Work to complete » Will you quote all of the entries, word for word?

Data to use »
------------------------------------------------

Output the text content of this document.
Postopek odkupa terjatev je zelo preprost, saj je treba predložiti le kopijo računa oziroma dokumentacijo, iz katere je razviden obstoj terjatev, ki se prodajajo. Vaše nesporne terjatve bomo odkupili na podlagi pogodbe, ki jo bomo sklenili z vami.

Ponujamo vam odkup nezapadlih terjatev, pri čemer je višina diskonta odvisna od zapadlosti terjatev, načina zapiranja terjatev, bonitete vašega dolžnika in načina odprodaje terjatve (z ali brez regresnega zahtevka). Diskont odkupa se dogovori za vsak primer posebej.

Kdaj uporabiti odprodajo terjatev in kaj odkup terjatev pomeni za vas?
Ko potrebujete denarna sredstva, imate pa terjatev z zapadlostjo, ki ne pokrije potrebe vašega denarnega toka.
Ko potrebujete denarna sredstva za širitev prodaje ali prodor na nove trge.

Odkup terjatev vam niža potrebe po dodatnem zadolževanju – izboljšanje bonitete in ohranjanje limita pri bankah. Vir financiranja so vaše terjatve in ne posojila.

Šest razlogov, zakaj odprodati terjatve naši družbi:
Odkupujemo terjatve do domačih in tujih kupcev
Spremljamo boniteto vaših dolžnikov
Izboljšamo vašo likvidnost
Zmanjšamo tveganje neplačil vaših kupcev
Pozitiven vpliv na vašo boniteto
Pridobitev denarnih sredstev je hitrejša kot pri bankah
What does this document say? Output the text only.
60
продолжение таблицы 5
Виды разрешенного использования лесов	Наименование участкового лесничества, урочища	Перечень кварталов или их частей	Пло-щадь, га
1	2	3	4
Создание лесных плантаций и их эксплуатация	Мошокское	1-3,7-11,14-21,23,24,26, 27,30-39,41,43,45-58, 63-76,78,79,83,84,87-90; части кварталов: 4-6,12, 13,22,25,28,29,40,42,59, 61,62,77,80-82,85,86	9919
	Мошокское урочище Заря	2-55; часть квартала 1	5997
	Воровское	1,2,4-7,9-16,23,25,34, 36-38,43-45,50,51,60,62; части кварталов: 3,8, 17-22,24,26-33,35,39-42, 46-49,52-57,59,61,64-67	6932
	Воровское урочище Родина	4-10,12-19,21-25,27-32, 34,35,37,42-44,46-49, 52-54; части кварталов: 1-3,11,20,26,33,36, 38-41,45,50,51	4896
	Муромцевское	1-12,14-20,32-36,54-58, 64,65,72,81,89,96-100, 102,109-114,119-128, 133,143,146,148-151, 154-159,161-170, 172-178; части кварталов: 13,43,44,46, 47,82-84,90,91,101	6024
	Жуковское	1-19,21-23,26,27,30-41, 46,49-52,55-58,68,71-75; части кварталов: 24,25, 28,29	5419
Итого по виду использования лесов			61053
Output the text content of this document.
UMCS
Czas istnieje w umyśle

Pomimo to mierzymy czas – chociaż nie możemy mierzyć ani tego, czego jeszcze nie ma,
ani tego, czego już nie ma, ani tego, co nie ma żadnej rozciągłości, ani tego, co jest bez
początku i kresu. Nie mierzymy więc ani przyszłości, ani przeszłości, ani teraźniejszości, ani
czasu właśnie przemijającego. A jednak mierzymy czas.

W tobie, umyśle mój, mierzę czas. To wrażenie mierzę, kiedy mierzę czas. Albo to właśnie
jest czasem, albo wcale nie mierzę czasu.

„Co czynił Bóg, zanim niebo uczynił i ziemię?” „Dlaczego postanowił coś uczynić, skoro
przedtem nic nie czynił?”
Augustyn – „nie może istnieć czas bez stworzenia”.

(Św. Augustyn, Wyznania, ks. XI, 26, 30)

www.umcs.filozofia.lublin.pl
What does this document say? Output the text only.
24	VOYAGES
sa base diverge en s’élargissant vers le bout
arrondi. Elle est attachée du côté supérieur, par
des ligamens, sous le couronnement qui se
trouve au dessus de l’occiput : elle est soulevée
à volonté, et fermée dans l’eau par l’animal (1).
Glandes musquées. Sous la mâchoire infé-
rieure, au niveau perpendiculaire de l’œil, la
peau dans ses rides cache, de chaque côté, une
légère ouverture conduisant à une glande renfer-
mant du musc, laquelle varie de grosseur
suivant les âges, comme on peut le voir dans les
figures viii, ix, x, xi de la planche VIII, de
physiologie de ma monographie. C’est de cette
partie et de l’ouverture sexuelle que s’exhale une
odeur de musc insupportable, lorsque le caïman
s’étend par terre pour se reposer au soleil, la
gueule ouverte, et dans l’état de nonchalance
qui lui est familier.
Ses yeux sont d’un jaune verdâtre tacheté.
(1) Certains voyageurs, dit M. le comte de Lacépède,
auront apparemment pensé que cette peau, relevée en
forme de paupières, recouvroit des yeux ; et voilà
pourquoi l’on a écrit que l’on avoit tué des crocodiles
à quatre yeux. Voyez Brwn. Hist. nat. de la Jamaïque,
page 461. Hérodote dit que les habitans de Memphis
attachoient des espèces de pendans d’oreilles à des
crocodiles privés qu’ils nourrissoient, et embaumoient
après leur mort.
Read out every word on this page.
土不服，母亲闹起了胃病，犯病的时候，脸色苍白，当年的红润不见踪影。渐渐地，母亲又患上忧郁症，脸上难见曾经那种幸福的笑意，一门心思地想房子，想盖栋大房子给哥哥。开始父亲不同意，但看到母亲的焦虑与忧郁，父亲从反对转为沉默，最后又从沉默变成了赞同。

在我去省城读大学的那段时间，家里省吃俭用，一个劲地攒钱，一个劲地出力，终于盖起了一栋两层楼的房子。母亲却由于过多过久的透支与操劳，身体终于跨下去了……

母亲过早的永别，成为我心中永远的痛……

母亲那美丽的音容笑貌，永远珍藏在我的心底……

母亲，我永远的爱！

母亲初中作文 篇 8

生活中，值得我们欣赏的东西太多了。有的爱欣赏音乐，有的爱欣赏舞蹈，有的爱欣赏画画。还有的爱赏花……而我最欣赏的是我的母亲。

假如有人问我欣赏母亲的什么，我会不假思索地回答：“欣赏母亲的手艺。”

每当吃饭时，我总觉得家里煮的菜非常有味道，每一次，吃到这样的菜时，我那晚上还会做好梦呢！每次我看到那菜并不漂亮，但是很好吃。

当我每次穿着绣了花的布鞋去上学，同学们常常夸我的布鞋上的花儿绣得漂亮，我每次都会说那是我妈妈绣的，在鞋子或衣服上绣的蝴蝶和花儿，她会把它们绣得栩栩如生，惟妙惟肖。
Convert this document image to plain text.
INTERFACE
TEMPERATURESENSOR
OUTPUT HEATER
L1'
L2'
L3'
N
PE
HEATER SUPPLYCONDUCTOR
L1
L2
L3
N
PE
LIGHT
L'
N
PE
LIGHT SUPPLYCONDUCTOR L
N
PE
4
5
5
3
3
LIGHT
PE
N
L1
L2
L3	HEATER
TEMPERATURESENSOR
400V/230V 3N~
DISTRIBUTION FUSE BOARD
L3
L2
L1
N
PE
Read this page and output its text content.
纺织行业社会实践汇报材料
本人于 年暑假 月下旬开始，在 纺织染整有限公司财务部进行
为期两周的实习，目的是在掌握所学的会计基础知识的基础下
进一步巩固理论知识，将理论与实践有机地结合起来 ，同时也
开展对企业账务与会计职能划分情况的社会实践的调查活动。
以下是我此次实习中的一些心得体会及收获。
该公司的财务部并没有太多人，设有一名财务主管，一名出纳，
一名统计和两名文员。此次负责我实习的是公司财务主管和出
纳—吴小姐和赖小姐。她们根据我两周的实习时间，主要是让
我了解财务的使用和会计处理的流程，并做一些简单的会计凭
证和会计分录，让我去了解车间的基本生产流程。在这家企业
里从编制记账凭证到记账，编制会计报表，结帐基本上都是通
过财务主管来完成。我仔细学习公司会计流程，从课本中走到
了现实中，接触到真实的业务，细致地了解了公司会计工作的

------------------------------------------------

Task answer »
Output the text content of this document.
Postopek odkupa terjatev je zelo preprost, saj je treba predložiti le kopijo računa oziroma dokumentacijo, iz katere je razviden obstoj terjatev, ki se prodajajo. Vaše nesporne terjatve bomo odkupili na podlagi pogodbe, ki jo bomo sklenili z vami.

Ponujamo vam odkup nezapadlih terjatev, pri čemer je višina diskonta odvisna od zapadlosti terjatev, načina zapiranja terjatev, bonitete vašega dolžnika in načina odprodaje terjatve (z ali brez regresnega zahtevka). Diskont odkupa se dogovori za vsak primer posebej.

Kdaj uporabiti odprodajo terjatev in kaj odkup terjatev pomeni za vas?
Ko potrebujete denarna sredstva, imate pa terjatev z zapadlostjo, ki ne pokrije potrebe vašega denarnega toka.
Ko potrebujete denarna sredstva za širitev prodaje ali prodor na nove trge.

Odkup terjatev vam niža potrebe po dodatnem zadolževanju – izboljšanje bonitete in ohranjanje limita pri bankah. Vir financiranja so vaše terjatve in ne posojila.

Šest razlogov, zakaj odprodati terjatve naši družbi:
Odkupujemo terjatve do domačih in tujih kupcev
Spremljamo boniteto vaših dolžnikov
Izboljšamo vašo likvidnost
Zmanjšamo tveganje neplačil vaših kupcev
Pozitiven vpliv na vašo boniteto
Pridobitev denarnih sredstev je hitrejša kot pri bankah
What does this document say? Output the text only.
60
продолжение таблицы 5
Виды разрешенного использования лесов	Наименование участкового лесничества, урочища	Перечень кварталов или их частей	Пло-щадь, га
1	2	3	4
Создание лесных плантаций и их эксплуатация	Мошокское	1-3,7-11,14-21,23,24,26, 27,30-39,41,43,45-58, 63-76,78,79,83,84,87-90; части кварталов: 4-6,12, 13,22,25,28,29,40,42,59, 61,62,77,80-82,85,86	9919
	Мошокское урочище Заря	2-55; часть квартала 1	5997
	Воровское	1,2,4-7,9-16,23,25,34, 36-38,43-45,50,51,60,62; части кварталов: 3,8, 17-22,24,26-33,35,39-42, 46-49,52-57,59,61,64-67	6932
	Воровское урочище Родина	4-10,12-19,21-25,27-32, 34,35,37,42-44,46-49, 52-54; части кварталов: 1-3,11,20,26,33,36, 38-41,45,50,51	4896
	Муромцевское	1-12,14-20,32-36,54-58, 64,65,72,81,89,96-100, 102,109-114,119-128, 133,143,146,148-151, 154-159,161-170, 172-178; части кварталов: 13,43,44,46, 47,82-84,90,91,101	6024
	Жуковское	1-19,21-23,26,27,30-41, 46,49-52,55-58,68,71-75; части кварталов: 24,25, 28,29	5419
Итого по виду использования лесов			61053
Output the text content of this document.
UMCS
Czas istnieje w umyśle

Pomimo to mierzymy czas – chociaż nie możemy mierzyć ani tego, czego jeszcze nie ma,
ani tego, czego już nie ma, ani tego, co nie ma żadnej rozciągłości, ani tego, co jest bez
początku i kresu. Nie mierzymy więc ani przyszłości, ani przeszłości, ani teraźniejszości, ani
czasu właśnie przemijającego. A jednak mierzymy czas.

W tobie, umyśle mój, mierzę czas. To wrażenie mierzę, kiedy mierzę czas. Albo to właśnie
jest czasem, albo wcale nie mierzę czasu.

„Co czynił Bóg, zanim niebo uczynił i ziemię?” „Dlaczego postanowił coś uczynić, skoro
przedtem nic nie czynił?”
Augustyn – „nie może istnieć czas bez stworzenia”.

(Św. Augustyn, Wyznania, ks. XI, 26, 30)

www.umcs.filozofia.lublin.pl
What does this document say? Output the text only.
24	VOYAGES
sa base diverge en s’élargissant vers le bout
arrondi. Elle est attachée du côté supérieur, par
des ligamens, sous le couronnement qui se
trouve au dessus de l’occiput : elle est soulevée
à volonté, et fermée dans l’eau par l’animal (1).
Glandes musquées. Sous la mâchoire infé-
rieure, au niveau perpendiculaire de l’œil, la
peau dans ses rides cache, de chaque côté, une
légère ouverture conduisant à une glande renfer-
mant du musc, laquelle varie de grosseur
suivant les âges, comme on peut le voir dans les
figures viii, ix, x, xi de la planche VIII, de
physiologie de ma monographie. C’est de cette
partie et de l’ouverture sexuelle que s’exhale une
odeur de musc insupportable, lorsque le caïman
s’étend par terre pour se reposer au soleil, la
gueule ouverte, et dans l’état de nonchalance
qui lui est familier.
Ses yeux sont d’un jaune verdâtre tacheté.
(1) Certains voyageurs, dit M. le comte de Lacépède,
auront apparemment pensé que cette peau, relevée en
forme de paupières, recouvroit des yeux ; et voilà
pourquoi l’on a écrit que l’on avoit tué des crocodiles
à quatre yeux. Voyez Brwn. Hist. nat. de la Jamaïque,
page 461. Hérodote dit que les habitans de Memphis
attachoient des espèces de pendans d’oreilles à des
crocodiles privés qu’ils nourrissoient, et embaumoient
après leur mort.
Read out every word on this page.
土不服，母亲闹起了胃病，犯病的时候，脸色苍白，当年的红润不见踪影。渐渐地，母亲又患上忧郁症，脸上难见曾经那种幸福的笑意，一门心思地想房子，想盖栋大房子给哥哥。开始父亲不同意，但看到母亲的焦虑与忧郁，父亲从反对转为沉默，最后又从沉默变成了赞同。

在我去省城读大学的那段时间，家里省吃俭用，一个劲地攒钱，一个劲地出力，终于盖起了一栋两层楼的房子。母亲却由于过多过久的透支与操劳，身体终于跨下去了……

母亲过早的永别，成为我心中永远的痛……

母亲那美丽的音容笑貌，永远珍藏在我的心底……

母亲，我永远的爱！

母亲初中作文 篇 8

生活中，值得我们欣赏的东西太多了。有的爱欣赏音乐，有的爱欣赏舞蹈，有的爱欣赏画画。还有的爱赏花……而我最欣赏的是我的母亲。

假如有人问我欣赏母亲的什么，我会不假思索地回答：“欣赏母亲的手艺。”

每当吃饭时，我总觉得家里煮的菜非常有味道，每一次，吃到这样的菜时，我那晚上还会做好梦呢！每次我看到那菜并不漂亮，但是很好吃。

当我每次穿着绣了花的布鞋去上学，同学们常常夸我的布鞋上的花儿绣得漂亮，我每次都会说那是我妈妈绣的，在鞋子或衣服上绣的蝴蝶和花儿，她会把它们绣得栩栩如生，惟妙惟肖。
Convert this document image to plain text.
INTERFACE
TEMPERATURESENSOR
OUTPUT HEATER
L1'
L2'
L3'
N
PE
HEATER SUPPLYCONDUCTOR
L1
L2
L3
N
PE
LIGHT
L'
N
PE
LIGHT SUPPLYCONDUCTOR L
N
PE
4
5
5
3
3
LIGHT
PE
N
L1
L2
L3	HEATER
TEMPERATURESENSOR
400V/230V 3N~
DISTRIBUTION FUSE BOARD
L3
L2
L1
N
PE
Read this page and output its text content.
纺织行业社会实践汇报材料
本人于 年暑假 月下旬开始，在 纺织染整有限公司财务部进行
为期两周的实习，目的是在掌握所学的会计基础知识的基础下
进一步巩固理论知识，将理论与实践有机地结合起来 ，同时也
开展对企业账务与会计职能划分情况的社会实践的调查活动。
以下是我此次实习中的一些心得体会及收获。
该公司的财务部并没有太多人，设有一名财务主管，一名出纳，
一名统计和两名文员。此次负责我实习的是公司财务主管和出
纳—吴小姐和赖小姐。她们根据我两周的实习时间，主要是让
我了解财务的使用和会计处理的流程，并做一些简单的会计凭
证和会计分录，让我去了解车间的基本生产流程。在这家企业
里从编制记账凭证到记账，编制会计报表，结帐基本上都是通
过财务主管来完成。我仔细学习公司会计流程，从课本中走到
了现实中，接触到真实的业务，细致地了解了公司会计工作的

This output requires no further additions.